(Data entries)
>>
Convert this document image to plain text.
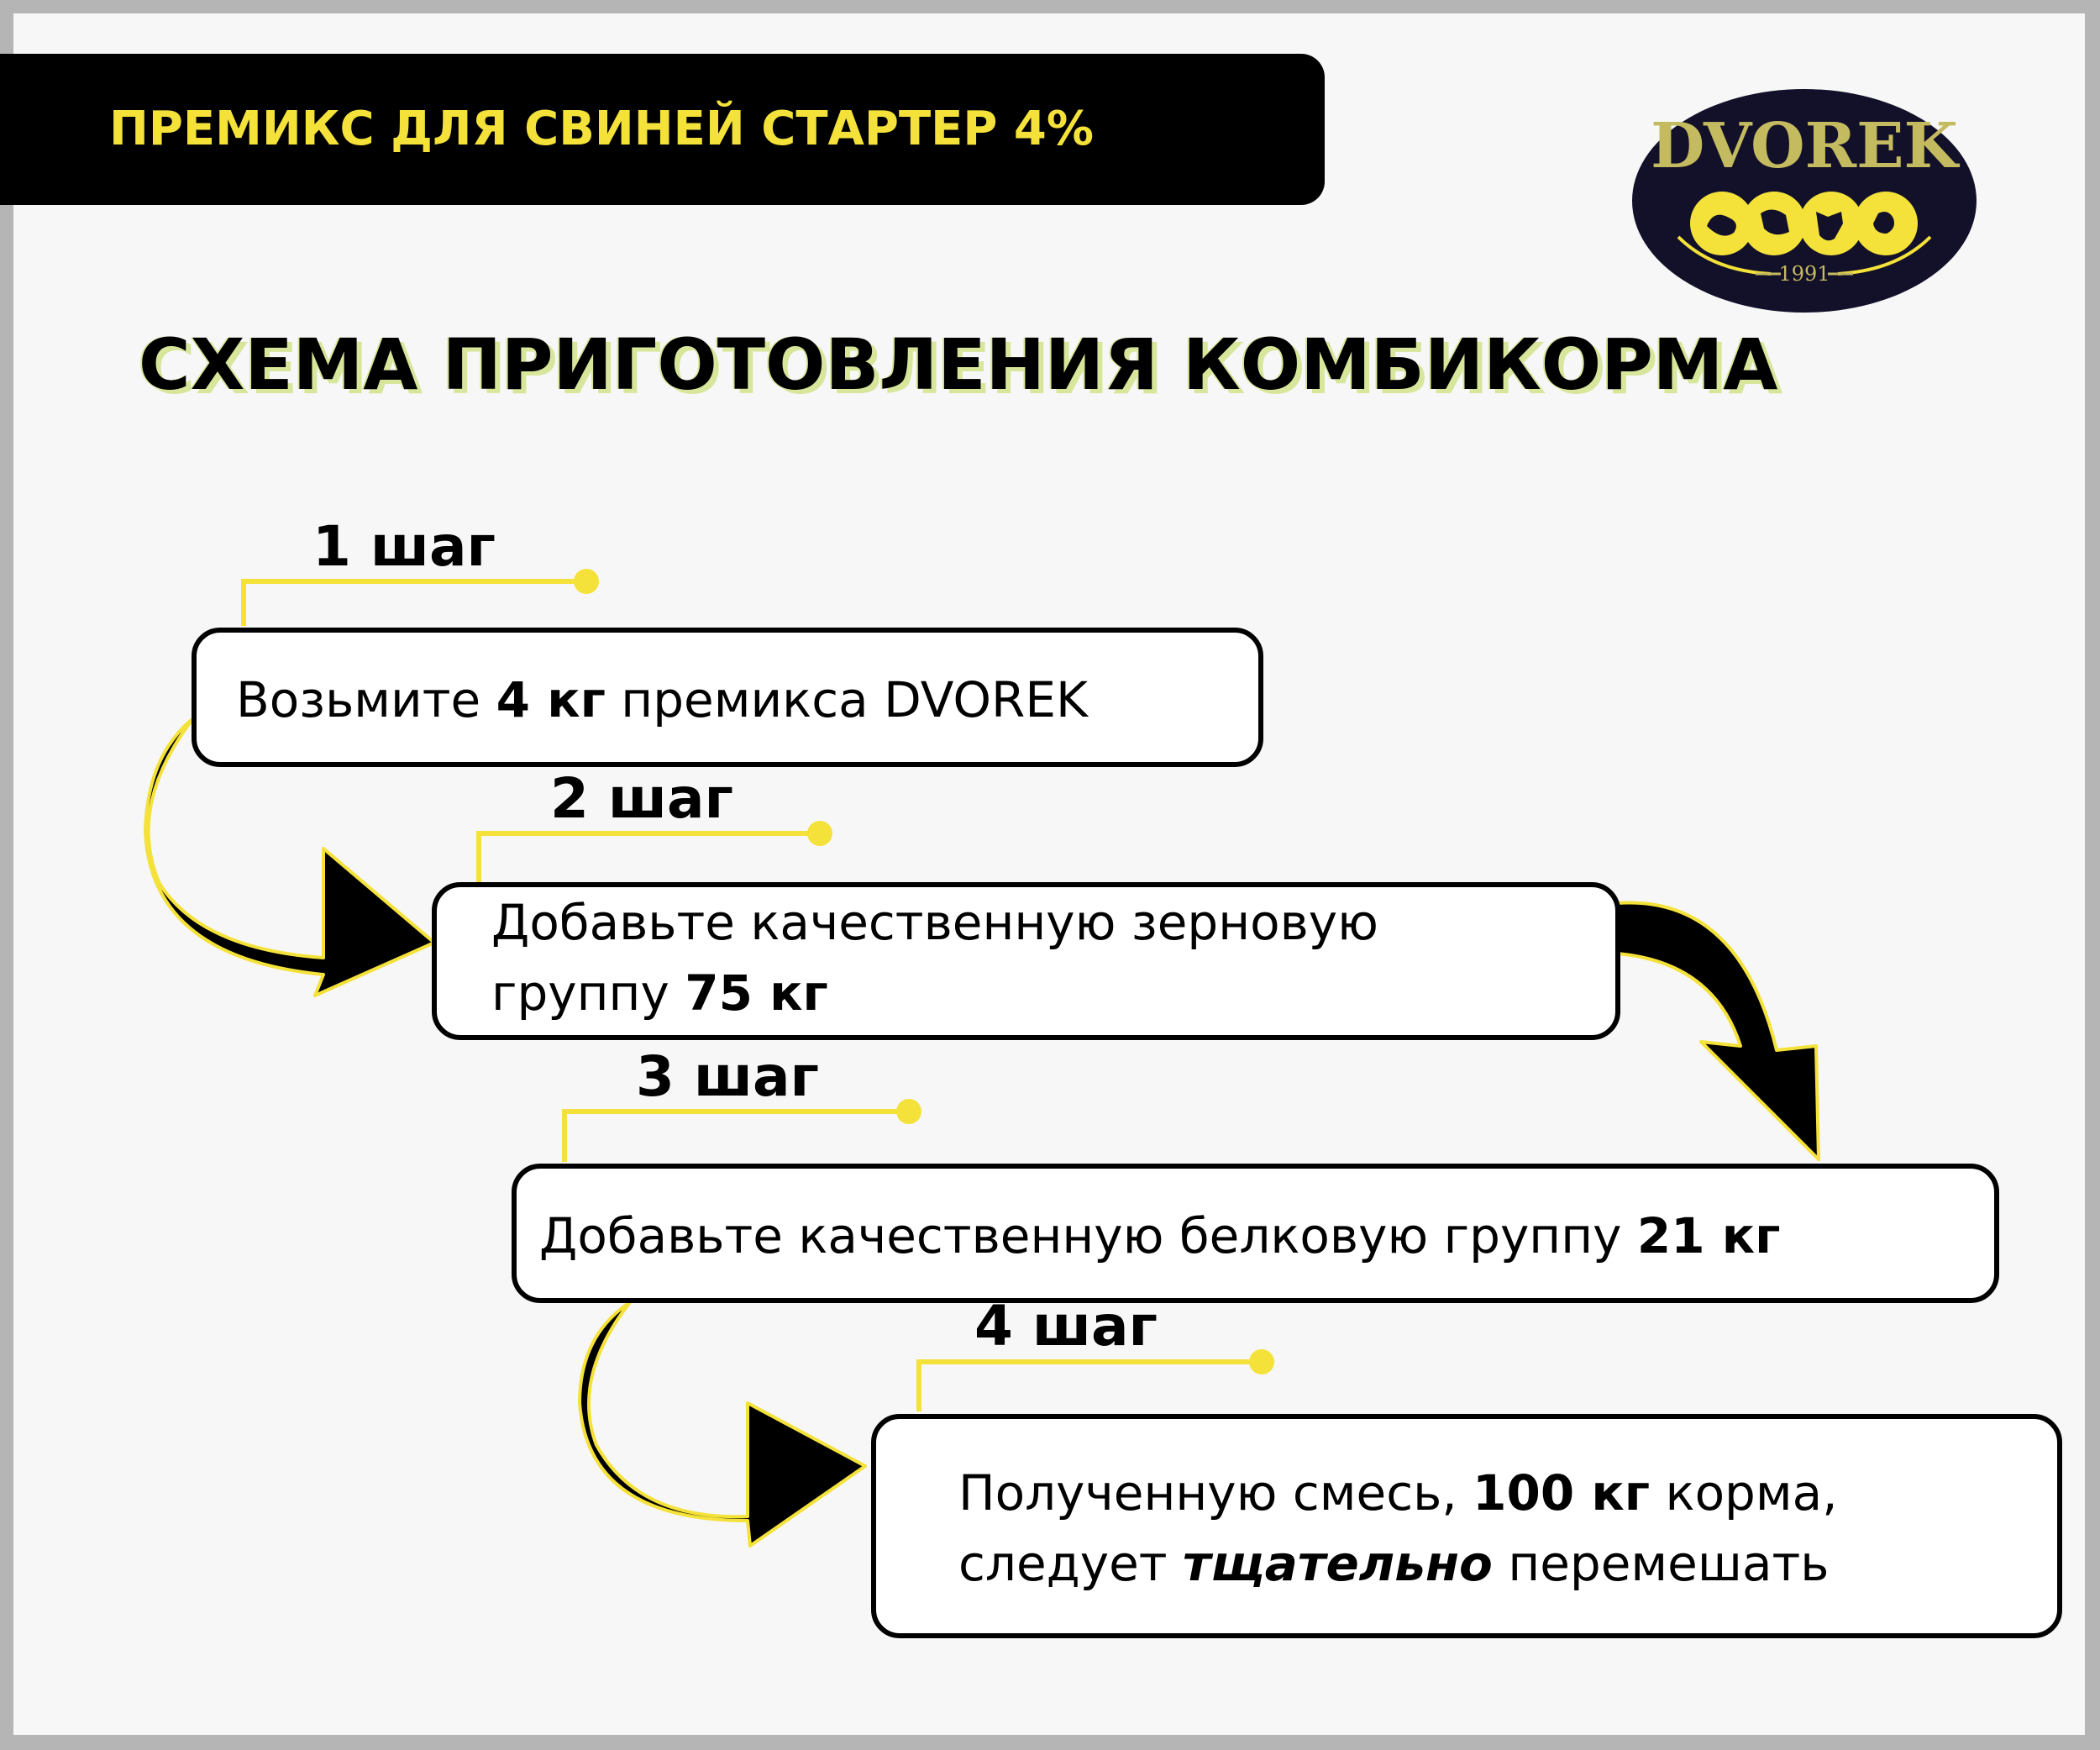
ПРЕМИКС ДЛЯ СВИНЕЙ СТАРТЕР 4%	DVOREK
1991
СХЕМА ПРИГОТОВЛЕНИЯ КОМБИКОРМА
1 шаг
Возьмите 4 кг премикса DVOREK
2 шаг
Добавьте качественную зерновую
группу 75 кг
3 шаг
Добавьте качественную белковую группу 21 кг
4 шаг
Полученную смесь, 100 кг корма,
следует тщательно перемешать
<<
* WORK REQUIRED:
Without the pictures, restate each entry exactly.

* FINISHED ANSWER:
Convert this document image to plain text.
ПРЕМИКС ДЛЯ СВИНЕЙ СТАРТЕР 4%	DVOREK
1991
СХЕМА ПРИГОТОВЛЕНИЯ КОМБИКОРМА
1 шаг
Возьмите 4 кг премикса DVOREK
2 шаг
Добавьте качественную зерновую
группу 75 кг
3 шаг
Добавьте качественную белковую группу 21 кг
4 шаг
Полученную смесь, 100 кг корма,
следует тщательно перемешать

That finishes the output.